## Requirements
Find the line containing "What data populates". Quote it and every line after it, exactly, through the end; skip pictures.

Figure dataset records

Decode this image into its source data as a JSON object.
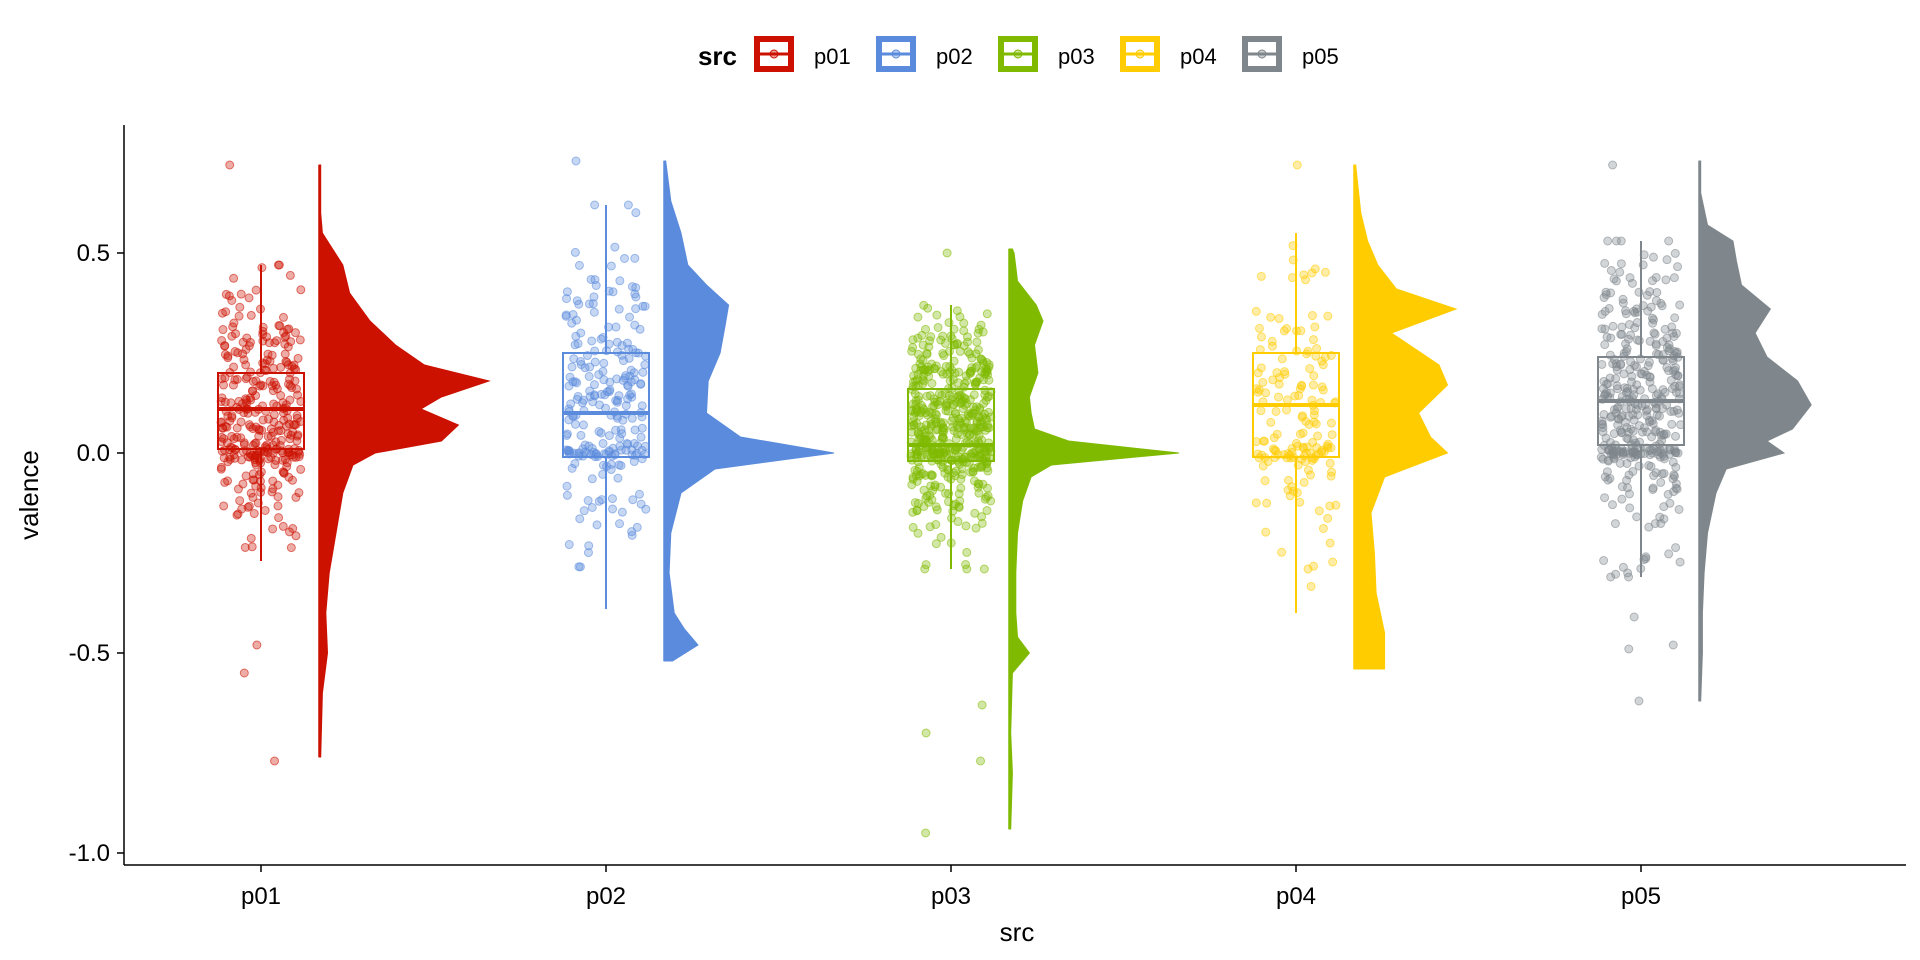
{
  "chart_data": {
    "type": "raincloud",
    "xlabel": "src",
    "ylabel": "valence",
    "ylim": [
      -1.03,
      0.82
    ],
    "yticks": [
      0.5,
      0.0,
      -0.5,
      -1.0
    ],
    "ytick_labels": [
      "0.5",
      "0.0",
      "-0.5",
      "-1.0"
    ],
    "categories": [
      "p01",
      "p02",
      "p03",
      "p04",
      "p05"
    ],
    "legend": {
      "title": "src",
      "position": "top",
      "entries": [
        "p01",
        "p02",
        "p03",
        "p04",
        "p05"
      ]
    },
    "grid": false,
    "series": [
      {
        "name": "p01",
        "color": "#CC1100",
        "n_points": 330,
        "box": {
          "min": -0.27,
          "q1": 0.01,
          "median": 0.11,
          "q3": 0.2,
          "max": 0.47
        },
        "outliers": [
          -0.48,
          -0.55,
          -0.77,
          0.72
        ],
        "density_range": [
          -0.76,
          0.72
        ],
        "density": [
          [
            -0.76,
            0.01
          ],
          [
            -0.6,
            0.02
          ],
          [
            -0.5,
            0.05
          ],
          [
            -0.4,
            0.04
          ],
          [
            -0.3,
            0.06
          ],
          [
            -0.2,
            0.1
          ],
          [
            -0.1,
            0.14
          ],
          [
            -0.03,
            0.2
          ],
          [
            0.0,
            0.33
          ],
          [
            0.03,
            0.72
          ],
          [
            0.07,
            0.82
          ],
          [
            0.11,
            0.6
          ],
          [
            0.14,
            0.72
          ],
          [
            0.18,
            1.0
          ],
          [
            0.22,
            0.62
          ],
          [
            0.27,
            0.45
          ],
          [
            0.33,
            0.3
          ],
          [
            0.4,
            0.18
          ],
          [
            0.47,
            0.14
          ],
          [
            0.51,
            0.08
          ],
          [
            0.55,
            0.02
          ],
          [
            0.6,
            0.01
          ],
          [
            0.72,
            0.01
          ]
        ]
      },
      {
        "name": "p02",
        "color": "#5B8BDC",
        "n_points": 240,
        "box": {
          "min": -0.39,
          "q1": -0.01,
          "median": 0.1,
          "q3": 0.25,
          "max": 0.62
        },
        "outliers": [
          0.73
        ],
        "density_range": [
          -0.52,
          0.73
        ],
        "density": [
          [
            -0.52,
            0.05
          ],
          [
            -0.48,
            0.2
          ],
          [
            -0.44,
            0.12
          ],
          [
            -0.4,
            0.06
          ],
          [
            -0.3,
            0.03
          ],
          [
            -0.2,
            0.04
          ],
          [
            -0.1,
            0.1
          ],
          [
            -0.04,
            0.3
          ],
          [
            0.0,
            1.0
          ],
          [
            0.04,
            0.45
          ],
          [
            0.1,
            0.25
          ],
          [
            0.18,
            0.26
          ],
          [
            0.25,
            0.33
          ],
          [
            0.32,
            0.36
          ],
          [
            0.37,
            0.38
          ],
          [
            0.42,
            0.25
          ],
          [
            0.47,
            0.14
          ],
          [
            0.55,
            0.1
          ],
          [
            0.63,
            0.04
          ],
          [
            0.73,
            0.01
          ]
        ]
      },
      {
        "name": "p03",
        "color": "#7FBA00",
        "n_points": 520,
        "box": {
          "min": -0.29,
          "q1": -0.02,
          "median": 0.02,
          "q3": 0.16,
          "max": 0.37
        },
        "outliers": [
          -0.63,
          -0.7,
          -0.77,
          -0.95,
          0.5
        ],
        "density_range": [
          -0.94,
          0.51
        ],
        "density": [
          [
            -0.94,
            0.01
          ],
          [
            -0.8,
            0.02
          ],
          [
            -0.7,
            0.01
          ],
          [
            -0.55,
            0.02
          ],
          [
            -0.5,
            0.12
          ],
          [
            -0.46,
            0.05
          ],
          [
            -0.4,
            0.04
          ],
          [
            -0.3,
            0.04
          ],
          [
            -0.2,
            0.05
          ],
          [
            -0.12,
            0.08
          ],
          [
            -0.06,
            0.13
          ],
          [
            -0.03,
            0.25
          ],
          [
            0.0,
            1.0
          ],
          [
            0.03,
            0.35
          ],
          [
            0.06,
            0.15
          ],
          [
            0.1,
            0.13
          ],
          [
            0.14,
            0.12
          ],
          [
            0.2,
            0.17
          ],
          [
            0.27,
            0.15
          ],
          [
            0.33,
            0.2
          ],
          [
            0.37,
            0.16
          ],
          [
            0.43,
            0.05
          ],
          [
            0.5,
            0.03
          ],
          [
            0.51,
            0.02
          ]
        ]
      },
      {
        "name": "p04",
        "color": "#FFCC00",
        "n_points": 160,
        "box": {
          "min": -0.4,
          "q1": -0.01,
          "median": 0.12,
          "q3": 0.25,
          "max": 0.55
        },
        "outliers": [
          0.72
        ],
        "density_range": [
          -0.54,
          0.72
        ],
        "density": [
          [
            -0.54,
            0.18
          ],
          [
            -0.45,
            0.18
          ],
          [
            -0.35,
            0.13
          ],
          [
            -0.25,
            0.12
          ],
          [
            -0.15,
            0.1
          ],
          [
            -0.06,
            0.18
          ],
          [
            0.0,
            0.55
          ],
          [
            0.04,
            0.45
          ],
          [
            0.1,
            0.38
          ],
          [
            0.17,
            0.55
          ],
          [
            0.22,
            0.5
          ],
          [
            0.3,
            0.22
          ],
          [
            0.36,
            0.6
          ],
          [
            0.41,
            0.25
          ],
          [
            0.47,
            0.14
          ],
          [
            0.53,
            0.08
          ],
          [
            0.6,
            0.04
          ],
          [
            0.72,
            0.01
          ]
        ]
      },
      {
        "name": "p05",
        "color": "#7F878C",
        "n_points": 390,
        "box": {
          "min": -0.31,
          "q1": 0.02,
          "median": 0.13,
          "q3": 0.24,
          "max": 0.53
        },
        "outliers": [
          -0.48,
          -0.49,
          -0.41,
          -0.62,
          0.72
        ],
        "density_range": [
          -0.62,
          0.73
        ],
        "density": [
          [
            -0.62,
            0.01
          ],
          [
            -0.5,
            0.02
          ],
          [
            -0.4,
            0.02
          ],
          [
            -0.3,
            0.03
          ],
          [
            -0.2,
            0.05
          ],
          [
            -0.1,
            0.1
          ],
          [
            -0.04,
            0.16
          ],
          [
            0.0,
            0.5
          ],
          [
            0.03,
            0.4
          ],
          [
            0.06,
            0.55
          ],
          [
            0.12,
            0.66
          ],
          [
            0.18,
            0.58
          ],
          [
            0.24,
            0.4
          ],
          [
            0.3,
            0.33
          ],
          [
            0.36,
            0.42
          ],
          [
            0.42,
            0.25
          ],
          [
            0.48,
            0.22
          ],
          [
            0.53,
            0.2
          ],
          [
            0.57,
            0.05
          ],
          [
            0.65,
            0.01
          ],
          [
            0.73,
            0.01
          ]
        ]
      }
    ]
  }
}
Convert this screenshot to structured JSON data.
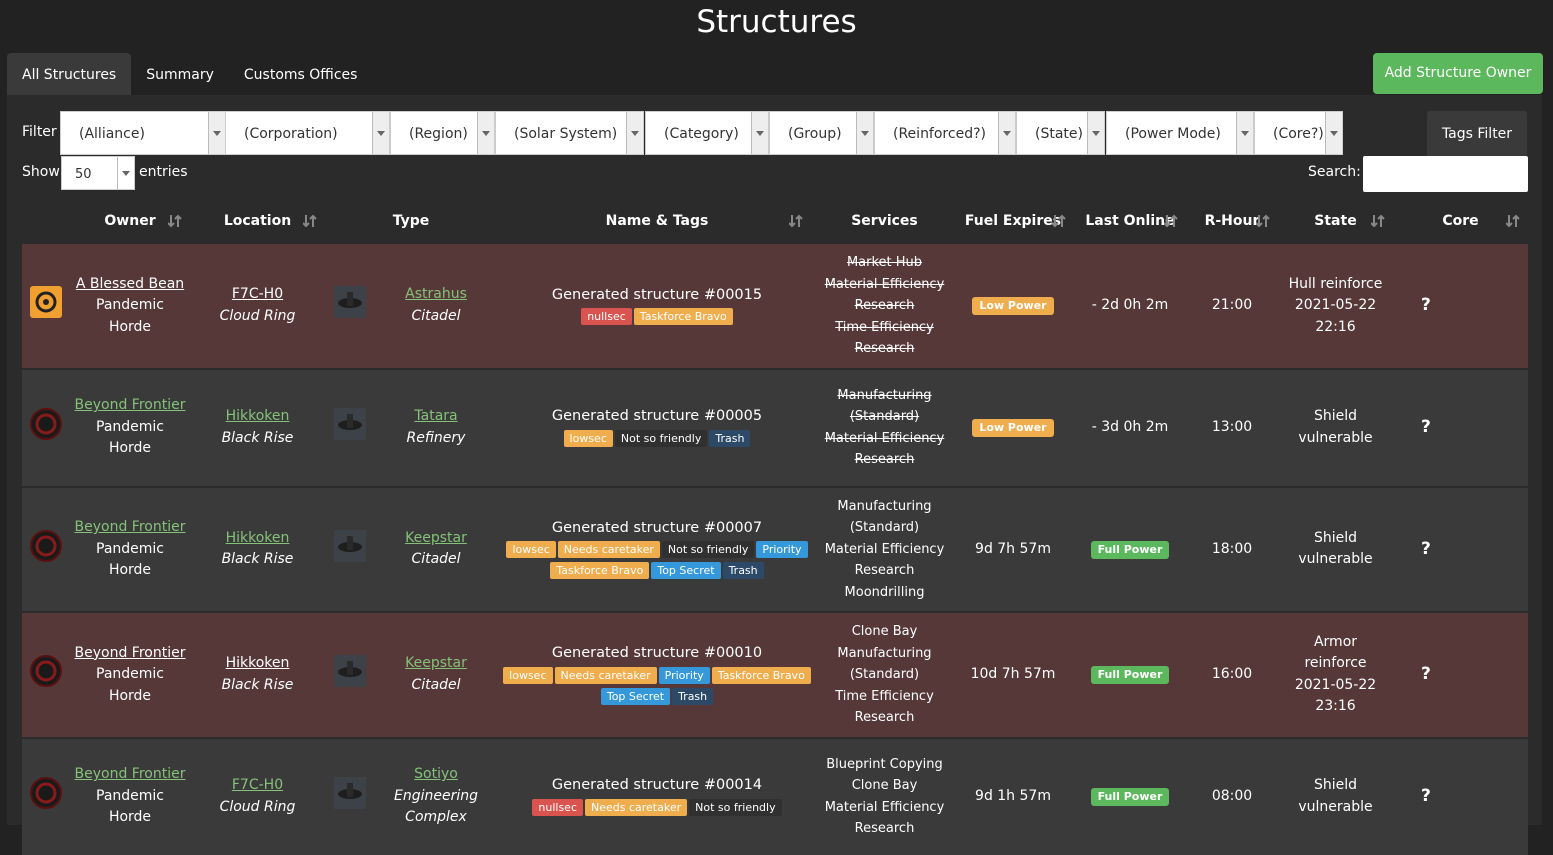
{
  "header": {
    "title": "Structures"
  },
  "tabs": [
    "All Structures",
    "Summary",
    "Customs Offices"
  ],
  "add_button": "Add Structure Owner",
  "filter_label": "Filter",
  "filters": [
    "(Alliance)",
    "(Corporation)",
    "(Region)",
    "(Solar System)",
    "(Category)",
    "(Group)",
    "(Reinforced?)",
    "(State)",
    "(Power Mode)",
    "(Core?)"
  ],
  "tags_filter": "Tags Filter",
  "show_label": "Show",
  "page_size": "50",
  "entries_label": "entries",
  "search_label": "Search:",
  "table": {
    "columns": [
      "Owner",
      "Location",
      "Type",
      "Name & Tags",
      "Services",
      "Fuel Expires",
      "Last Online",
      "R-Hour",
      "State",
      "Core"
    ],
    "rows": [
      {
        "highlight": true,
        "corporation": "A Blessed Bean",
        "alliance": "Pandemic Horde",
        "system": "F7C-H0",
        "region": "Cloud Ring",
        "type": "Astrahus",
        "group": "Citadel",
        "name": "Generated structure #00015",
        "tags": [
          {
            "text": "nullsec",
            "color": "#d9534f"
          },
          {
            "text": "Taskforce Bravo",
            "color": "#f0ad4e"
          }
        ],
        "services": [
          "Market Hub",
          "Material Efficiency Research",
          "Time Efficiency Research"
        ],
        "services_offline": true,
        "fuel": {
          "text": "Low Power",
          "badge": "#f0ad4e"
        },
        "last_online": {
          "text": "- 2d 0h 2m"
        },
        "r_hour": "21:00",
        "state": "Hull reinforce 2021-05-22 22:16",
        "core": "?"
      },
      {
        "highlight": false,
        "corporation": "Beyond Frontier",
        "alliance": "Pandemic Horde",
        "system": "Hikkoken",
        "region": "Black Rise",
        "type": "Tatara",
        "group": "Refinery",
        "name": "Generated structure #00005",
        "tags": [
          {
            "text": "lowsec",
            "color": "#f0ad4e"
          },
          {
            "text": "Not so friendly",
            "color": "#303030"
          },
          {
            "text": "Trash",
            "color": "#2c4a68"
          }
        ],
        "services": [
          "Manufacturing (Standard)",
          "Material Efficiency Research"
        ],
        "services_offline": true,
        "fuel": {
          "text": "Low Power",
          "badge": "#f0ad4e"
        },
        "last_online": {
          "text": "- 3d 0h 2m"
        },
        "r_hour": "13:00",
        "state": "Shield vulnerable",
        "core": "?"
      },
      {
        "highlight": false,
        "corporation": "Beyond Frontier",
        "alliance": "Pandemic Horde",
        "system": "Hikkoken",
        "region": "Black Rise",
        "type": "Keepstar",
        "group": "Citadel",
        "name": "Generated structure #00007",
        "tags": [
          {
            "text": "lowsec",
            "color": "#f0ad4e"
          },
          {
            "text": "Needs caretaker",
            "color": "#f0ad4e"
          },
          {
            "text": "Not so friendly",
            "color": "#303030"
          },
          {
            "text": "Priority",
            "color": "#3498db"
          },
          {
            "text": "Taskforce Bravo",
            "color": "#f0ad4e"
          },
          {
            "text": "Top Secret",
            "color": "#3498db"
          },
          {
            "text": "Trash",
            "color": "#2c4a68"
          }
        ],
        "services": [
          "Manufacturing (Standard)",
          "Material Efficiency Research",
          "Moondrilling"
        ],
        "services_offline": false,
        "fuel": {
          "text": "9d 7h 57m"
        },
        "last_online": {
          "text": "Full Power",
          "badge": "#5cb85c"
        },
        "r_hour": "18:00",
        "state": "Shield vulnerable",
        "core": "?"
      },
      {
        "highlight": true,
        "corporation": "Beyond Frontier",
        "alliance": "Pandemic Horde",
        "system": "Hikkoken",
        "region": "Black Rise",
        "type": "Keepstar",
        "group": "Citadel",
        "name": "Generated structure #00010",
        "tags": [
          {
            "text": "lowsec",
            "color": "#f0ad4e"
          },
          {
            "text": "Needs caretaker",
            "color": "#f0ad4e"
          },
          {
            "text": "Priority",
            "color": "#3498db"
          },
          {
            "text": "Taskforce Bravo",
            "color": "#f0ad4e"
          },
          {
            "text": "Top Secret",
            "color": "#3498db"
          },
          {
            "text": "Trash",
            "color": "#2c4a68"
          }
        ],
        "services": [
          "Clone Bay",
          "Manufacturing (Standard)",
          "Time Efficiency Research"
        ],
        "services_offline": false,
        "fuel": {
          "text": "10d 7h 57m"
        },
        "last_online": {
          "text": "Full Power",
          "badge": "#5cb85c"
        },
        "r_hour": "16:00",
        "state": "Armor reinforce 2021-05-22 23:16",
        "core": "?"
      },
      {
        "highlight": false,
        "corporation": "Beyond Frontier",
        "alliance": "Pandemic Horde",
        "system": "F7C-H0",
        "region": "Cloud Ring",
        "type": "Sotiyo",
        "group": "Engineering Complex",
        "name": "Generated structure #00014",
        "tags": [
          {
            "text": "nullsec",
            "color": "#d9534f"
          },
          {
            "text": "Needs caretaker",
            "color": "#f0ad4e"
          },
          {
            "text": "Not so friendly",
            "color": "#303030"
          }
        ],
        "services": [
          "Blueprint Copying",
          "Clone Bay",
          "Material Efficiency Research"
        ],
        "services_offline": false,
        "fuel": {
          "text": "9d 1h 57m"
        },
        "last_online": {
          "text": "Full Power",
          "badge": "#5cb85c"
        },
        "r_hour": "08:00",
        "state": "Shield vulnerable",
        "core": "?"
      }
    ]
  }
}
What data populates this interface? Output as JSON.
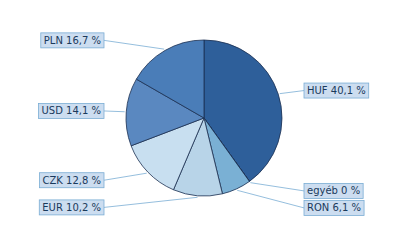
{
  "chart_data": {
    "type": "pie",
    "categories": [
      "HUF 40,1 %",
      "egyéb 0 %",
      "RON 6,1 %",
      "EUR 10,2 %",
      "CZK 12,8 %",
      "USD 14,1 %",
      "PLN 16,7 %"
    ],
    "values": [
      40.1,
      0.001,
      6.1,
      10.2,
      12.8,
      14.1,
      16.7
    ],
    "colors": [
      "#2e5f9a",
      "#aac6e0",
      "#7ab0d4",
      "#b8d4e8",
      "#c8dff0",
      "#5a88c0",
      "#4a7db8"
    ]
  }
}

## Answer in full
What data populates this interface? Output as JSON.
{
  "chart_data": {
    "type": "pie",
    "categories": [
      "HUF 40,1 %",
      "egyéb 0 %",
      "RON 6,1 %",
      "EUR 10,2 %",
      "CZK 12,8 %",
      "USD 14,1 %",
      "PLN 16,7 %"
    ],
    "values": [
      40.1,
      0.001,
      6.1,
      10.2,
      12.8,
      14.1,
      16.7
    ],
    "colors": [
      "#2e5f9a",
      "#aac6e0",
      "#7ab0d4",
      "#b8d4e8",
      "#c8dff0",
      "#5a88c0",
      "#4a7db8"
    ]
  }
}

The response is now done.